▶ Given problem: Gather all lines from the material that contain "series".
+++
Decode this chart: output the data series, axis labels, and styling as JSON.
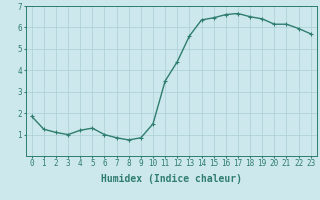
{
  "x": [
    0,
    1,
    2,
    3,
    4,
    5,
    6,
    7,
    8,
    9,
    10,
    11,
    12,
    13,
    14,
    15,
    16,
    17,
    18,
    19,
    20,
    21,
    22,
    23
  ],
  "y": [
    1.85,
    1.25,
    1.1,
    1.0,
    1.2,
    1.3,
    1.0,
    0.85,
    0.75,
    0.85,
    1.5,
    3.5,
    4.4,
    5.6,
    6.35,
    6.45,
    6.6,
    6.65,
    6.5,
    6.4,
    6.15,
    6.15,
    5.95,
    5.7
  ],
  "line_color": "#2e7d6e",
  "marker": "+",
  "marker_size": 3,
  "linewidth": 1.0,
  "xlabel": "Humidex (Indice chaleur)",
  "xlabel_fontsize": 7,
  "xlabel_weight": "bold",
  "background_color": "#cde8ec",
  "grid_color": "#a8cdd4",
  "tick_color": "#2e7d6e",
  "xlim": [
    -0.5,
    23.5
  ],
  "ylim": [
    0,
    7
  ],
  "yticks": [
    1,
    2,
    3,
    4,
    5,
    6,
    7
  ],
  "xtick_labels": [
    "0",
    "1",
    "2",
    "3",
    "4",
    "5",
    "6",
    "7",
    "8",
    "9",
    "10",
    "11",
    "12",
    "13",
    "14",
    "15",
    "16",
    "17",
    "18",
    "19",
    "20",
    "21",
    "22",
    "23"
  ],
  "tick_fontsize": 5.5,
  "spine_color": "#2e7d6e"
}
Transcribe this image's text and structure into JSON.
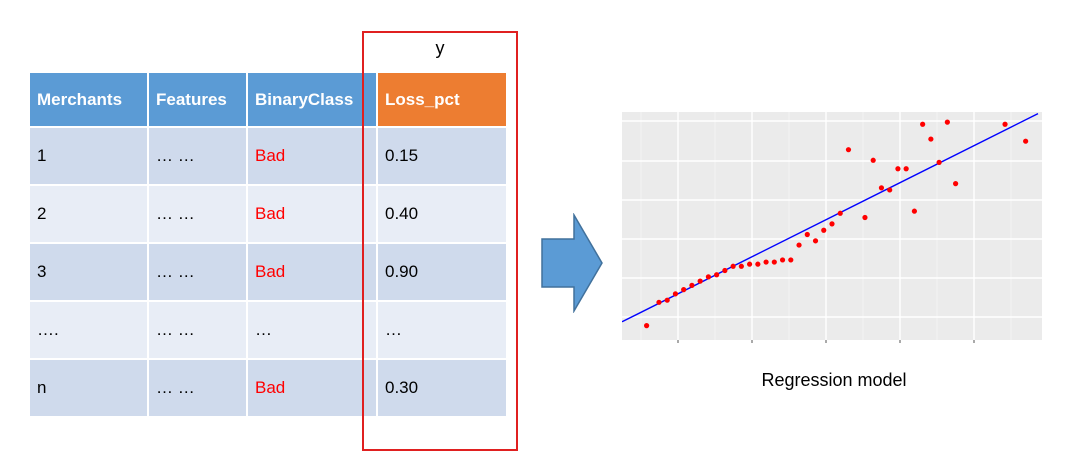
{
  "y_label": "y",
  "table": {
    "headers": [
      "Merchants",
      "Features",
      "BinaryClass",
      "Loss_pct"
    ],
    "rows": [
      [
        "1",
        "… …",
        "Bad",
        "0.15"
      ],
      [
        "2",
        "… …",
        "Bad",
        "0.40"
      ],
      [
        "3",
        "… …",
        "Bad",
        "0.90"
      ],
      [
        "….",
        "… …",
        "…",
        "…"
      ],
      [
        "n",
        "… …",
        "Bad",
        "0.30"
      ]
    ]
  },
  "caption": "Regression model",
  "colors": {
    "header": "#5b9bd5",
    "y_header": "#ed7d31",
    "row_odd": "#cfdaec",
    "row_even": "#e8edf6",
    "highlight_box": "#e02020",
    "arrow": "#5b9bd5",
    "plot_bg": "#ebebeb",
    "points": "#ff0000",
    "fit_line": "#0000ff"
  },
  "chart_data": {
    "type": "scatter",
    "title": "",
    "xlabel": "",
    "ylabel": "",
    "grid": true,
    "xlim": [
      0,
      100
    ],
    "ylim": [
      0,
      100
    ],
    "points": [
      [
        5,
        3
      ],
      [
        8,
        14
      ],
      [
        10,
        15
      ],
      [
        12,
        18
      ],
      [
        14,
        20
      ],
      [
        16,
        22
      ],
      [
        18,
        24
      ],
      [
        20,
        26
      ],
      [
        22,
        27
      ],
      [
        24,
        29
      ],
      [
        26,
        31
      ],
      [
        28,
        31
      ],
      [
        30,
        32
      ],
      [
        32,
        32
      ],
      [
        34,
        33
      ],
      [
        36,
        33
      ],
      [
        38,
        34
      ],
      [
        40,
        34
      ],
      [
        42,
        41
      ],
      [
        44,
        46
      ],
      [
        46,
        43
      ],
      [
        48,
        48
      ],
      [
        50,
        51
      ],
      [
        52,
        56
      ],
      [
        54,
        86
      ],
      [
        58,
        54
      ],
      [
        60,
        81
      ],
      [
        62,
        68
      ],
      [
        64,
        67
      ],
      [
        66,
        77
      ],
      [
        68,
        77
      ],
      [
        70,
        57
      ],
      [
        72,
        98
      ],
      [
        74,
        91
      ],
      [
        76,
        80
      ],
      [
        78,
        99
      ],
      [
        80,
        70
      ],
      [
        92,
        98
      ],
      [
        97,
        90
      ]
    ],
    "fit_line": [
      [
        0,
        5
      ],
      [
        100,
        103
      ]
    ]
  }
}
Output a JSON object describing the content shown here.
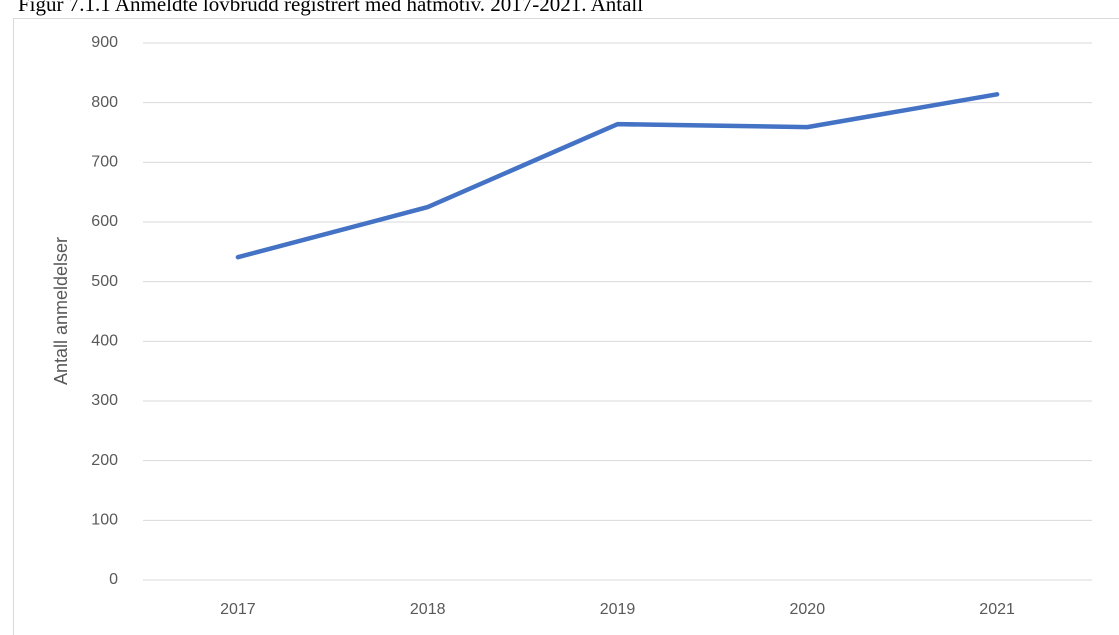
{
  "chart_data": {
    "type": "line",
    "title": "Figur 7.1.1 Anmeldte lovbrudd registrert med hatmotiv. 2017-2021. Antall",
    "y_label": "Antall anmeldelser",
    "categories": [
      "2017",
      "2018",
      "2019",
      "2020",
      "2021"
    ],
    "series": [
      {
        "name": "Antall anmeldelser",
        "color": "#4472c4",
        "values": [
          541,
          625,
          764,
          759,
          814
        ]
      }
    ],
    "ylim": [
      0,
      900
    ],
    "yticks": [
      0,
      100,
      200,
      300,
      400,
      500,
      600,
      700,
      800,
      900
    ],
    "grid": true
  }
}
+++
▶ Exercise solution:
Decode this chart: output the data series, axis labels, and styling as JSON.
    "series": [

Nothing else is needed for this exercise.